#### Set problem:
Reproduce the Haskell Prelude discussion in full, word for word.

#### Page extract:
---+---
I am one of those mathematicians "waiting in the wings."
Haskell looked
very appealing at first, and the type system seems perfect,
especially for
things like multilinear algebra where currying and duality is
fundamental.
I too was put off by the Num issues though--strange mixture
of sophisticated
category theory and lack of a sensible hierarchy of algebraic objects.

However, I've decided I'm more interested in helping to fix
it than wait;
so count me in on an effort to make Haskell more
mathematical.  For me that
probably starts with the semigroup/group/ring setup, and good
arbitrary-precision as well as approximate linear algebra support.

--




I've been watching this thread for quite a while now, and it seems to
me that there is quite a bit of interest in at least working on a new
Prelude. I've also noticed a 'The Other Prelude' page on the wiki
[http://haskell.org/haskellwiki/The_Other_Prelude] and they seem to
have a start on this. So it seems that we should actually start this,
because people will contribute. Can somebody with good Cabal skills
and maybe access to darcs.haskell.org start a new library for people
to start patching?
---+---
Stored items from a collection:

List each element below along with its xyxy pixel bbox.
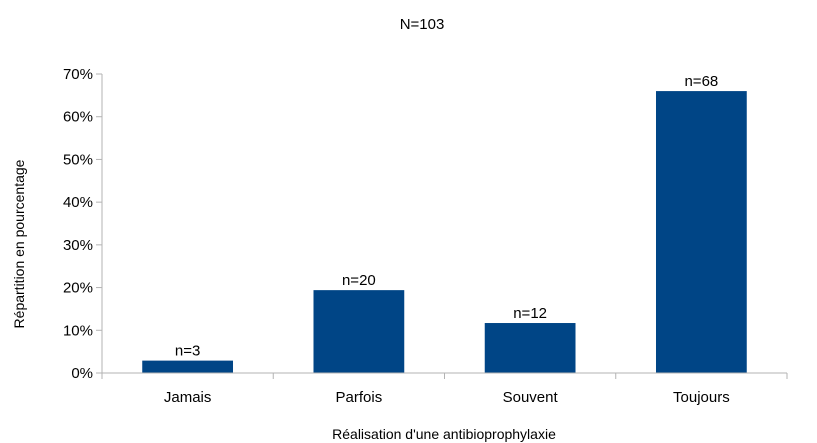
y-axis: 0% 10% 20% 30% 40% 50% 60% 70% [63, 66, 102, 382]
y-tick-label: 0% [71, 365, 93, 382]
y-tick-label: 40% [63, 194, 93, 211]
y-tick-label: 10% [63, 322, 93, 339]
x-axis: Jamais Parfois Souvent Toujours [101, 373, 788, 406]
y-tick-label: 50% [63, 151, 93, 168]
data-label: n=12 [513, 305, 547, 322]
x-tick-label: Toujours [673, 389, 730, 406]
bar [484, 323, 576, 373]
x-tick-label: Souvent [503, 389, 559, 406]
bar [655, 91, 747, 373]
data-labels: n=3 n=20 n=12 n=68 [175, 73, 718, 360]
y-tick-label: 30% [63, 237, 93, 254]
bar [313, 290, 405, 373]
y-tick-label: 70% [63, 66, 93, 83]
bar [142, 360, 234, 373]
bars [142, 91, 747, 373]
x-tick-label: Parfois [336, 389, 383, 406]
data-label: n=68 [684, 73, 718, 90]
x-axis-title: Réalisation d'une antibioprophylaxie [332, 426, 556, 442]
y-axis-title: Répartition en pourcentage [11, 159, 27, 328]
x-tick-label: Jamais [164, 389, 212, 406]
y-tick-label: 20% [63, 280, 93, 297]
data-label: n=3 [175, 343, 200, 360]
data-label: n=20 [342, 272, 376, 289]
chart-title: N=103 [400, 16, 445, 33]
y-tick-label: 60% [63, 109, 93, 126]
---+---
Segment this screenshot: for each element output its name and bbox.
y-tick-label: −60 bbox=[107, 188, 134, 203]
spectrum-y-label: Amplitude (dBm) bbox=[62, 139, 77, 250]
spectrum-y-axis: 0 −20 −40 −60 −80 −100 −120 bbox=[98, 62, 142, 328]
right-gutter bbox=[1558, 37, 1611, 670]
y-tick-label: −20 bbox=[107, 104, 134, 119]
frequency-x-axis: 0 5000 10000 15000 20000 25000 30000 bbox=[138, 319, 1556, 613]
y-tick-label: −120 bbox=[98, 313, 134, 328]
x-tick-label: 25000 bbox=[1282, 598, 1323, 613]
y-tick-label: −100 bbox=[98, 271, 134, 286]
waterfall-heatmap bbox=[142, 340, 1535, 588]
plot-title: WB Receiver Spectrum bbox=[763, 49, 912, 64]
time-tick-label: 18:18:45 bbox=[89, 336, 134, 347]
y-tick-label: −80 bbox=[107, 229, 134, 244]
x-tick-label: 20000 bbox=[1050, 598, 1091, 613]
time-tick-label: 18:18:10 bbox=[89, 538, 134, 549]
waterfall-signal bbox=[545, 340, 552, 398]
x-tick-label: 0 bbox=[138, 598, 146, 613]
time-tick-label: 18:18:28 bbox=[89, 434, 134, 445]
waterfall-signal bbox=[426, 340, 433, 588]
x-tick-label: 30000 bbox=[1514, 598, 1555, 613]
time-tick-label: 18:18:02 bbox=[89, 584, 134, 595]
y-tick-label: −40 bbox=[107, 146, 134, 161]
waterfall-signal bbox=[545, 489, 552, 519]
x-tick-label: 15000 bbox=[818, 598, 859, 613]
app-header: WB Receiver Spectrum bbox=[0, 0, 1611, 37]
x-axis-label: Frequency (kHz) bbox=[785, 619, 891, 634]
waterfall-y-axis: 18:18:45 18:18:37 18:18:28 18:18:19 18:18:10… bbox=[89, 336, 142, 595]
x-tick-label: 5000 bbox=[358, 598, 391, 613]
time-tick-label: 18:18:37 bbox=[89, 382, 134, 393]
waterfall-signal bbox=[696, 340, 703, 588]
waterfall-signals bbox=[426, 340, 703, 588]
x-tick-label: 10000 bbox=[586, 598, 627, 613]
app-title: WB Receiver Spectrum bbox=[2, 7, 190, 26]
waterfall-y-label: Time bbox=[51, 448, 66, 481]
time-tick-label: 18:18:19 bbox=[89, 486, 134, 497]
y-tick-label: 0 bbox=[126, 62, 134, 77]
---+---
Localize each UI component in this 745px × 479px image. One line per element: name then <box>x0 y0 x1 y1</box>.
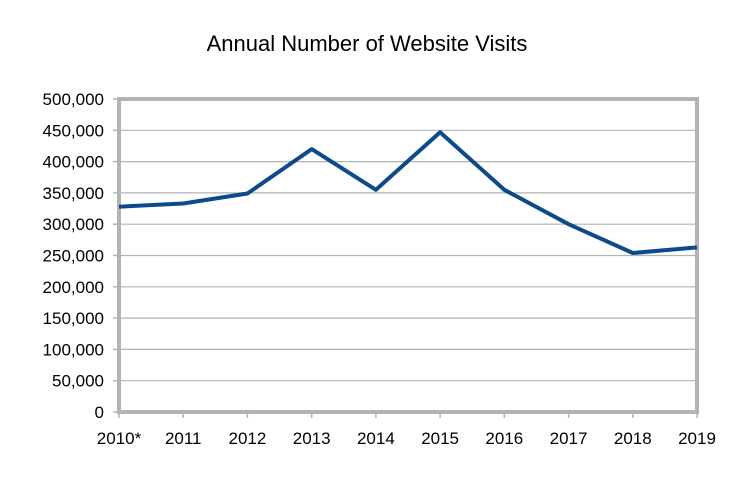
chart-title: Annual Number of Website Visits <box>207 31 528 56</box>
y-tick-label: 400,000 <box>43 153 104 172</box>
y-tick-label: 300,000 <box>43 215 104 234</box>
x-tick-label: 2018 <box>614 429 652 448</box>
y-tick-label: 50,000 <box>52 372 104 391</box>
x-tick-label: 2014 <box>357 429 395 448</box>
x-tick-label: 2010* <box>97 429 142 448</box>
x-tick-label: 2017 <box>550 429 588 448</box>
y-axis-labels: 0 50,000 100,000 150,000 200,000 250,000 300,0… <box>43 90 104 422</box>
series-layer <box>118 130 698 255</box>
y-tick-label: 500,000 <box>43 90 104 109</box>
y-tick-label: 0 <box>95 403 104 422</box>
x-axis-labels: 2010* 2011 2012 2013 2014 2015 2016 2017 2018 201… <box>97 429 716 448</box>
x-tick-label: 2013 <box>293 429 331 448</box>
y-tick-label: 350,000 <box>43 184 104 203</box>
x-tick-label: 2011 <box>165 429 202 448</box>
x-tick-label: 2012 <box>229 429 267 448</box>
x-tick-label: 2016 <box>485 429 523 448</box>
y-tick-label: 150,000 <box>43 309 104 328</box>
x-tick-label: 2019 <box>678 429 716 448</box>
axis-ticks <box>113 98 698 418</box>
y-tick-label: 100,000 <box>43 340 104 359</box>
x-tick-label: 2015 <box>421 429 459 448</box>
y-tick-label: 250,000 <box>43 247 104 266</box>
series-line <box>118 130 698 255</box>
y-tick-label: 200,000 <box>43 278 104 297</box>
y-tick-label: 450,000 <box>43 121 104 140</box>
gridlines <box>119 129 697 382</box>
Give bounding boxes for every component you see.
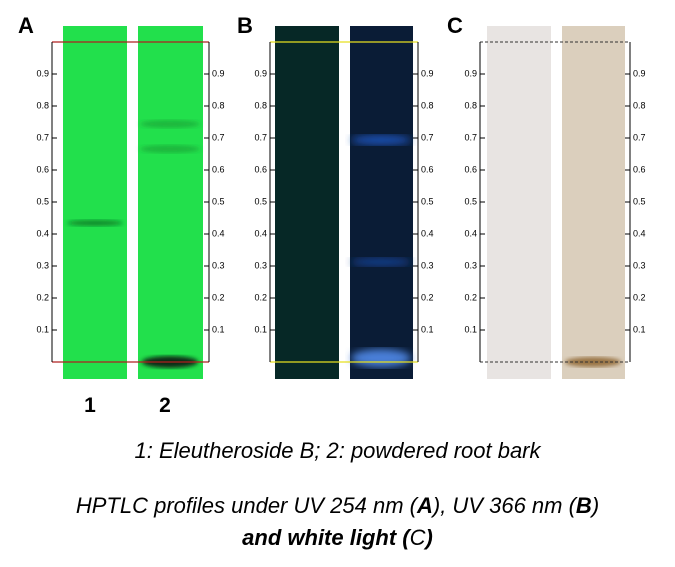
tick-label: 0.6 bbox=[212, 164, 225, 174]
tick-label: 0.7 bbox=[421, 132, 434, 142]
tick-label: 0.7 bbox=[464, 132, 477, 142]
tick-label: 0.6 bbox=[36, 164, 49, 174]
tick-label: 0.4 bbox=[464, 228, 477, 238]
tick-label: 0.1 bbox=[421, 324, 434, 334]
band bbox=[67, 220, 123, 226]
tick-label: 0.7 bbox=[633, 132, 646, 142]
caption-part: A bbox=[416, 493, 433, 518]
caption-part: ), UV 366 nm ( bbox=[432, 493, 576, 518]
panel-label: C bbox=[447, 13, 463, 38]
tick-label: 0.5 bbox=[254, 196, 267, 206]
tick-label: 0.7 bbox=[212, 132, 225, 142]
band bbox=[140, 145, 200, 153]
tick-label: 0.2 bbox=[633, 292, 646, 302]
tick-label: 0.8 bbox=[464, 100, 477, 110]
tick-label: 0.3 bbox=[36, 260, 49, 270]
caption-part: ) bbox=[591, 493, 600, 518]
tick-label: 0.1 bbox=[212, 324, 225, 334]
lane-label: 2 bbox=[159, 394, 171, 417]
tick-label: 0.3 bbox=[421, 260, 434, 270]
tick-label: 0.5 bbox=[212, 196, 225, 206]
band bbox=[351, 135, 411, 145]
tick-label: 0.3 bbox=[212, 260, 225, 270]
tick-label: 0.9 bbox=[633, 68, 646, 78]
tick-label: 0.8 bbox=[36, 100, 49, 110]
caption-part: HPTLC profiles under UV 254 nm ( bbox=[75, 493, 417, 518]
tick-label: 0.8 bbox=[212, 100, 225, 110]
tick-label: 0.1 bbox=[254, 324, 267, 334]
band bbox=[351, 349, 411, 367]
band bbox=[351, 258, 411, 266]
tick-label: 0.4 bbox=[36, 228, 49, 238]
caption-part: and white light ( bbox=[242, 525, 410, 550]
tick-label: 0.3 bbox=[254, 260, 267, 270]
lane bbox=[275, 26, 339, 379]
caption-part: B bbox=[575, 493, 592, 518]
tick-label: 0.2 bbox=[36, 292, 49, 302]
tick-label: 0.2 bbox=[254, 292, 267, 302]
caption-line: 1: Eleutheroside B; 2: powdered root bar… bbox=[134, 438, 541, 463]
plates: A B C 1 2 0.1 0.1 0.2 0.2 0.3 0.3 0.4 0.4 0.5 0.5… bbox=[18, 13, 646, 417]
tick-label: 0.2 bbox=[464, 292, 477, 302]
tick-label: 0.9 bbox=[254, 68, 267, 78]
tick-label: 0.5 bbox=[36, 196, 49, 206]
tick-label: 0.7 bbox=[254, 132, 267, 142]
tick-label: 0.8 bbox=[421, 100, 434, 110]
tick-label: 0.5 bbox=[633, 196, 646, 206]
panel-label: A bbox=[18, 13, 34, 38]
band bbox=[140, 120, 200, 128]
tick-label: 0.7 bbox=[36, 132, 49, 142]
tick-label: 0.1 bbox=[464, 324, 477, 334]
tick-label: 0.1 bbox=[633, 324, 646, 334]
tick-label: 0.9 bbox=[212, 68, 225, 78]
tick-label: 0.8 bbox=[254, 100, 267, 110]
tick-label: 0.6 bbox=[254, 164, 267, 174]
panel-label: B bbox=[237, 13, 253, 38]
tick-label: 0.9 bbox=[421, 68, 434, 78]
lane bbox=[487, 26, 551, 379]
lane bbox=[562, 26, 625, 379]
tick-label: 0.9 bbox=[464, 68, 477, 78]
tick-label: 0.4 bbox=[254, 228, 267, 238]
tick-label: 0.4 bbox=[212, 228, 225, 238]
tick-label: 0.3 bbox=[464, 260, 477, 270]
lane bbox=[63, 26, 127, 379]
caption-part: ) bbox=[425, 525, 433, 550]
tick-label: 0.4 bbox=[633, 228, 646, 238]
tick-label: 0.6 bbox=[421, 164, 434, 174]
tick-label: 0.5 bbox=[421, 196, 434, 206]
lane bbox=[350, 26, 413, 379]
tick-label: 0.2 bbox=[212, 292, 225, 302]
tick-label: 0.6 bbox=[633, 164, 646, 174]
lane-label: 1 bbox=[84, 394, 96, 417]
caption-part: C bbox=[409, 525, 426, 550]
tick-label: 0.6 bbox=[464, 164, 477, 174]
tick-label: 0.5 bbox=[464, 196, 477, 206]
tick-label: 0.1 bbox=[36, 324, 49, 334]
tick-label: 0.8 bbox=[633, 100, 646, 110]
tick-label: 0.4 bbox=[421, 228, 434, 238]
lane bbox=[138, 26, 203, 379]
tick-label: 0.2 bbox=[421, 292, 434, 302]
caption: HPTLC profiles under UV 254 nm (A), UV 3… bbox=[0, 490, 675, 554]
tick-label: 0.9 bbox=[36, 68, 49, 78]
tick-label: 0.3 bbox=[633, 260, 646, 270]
---+---
#### Worked solution:
I am one of those mathematicians "waiting in the wings."
Haskell looked
very appealing at first, and the type system seems perfect,
especially for
things like multilinear algebra where currying and duality is
fundamental.
I too was put off by the Num issues though--strange mixture
of sophisticated
category theory and lack of a sensible hierarchy of algebraic objects.

However, I've decided I'm more interested in helping to fix
it than wait;
so count me in on an effort to make Haskell more
mathematical.  For me that
probably starts with the semigroup/group/ring setup, and good
arbitrary-precision as well as approximate linear algebra support.

--




I've been watching this thread for quite a while now, and it seems to
me that there is quite a bit of interest in at least working on a new
Prelude. I've also noticed a 'The Other Prelude' page on the wiki
[http://haskell.org/haskellwiki/The_Other_Prelude] and they seem to
have a start on this. So it seems that we should actually start this,
because people will contribute. Can somebody with good Cabal skills
and maybe access to darcs.haskell.org start a new library for people
to start patching?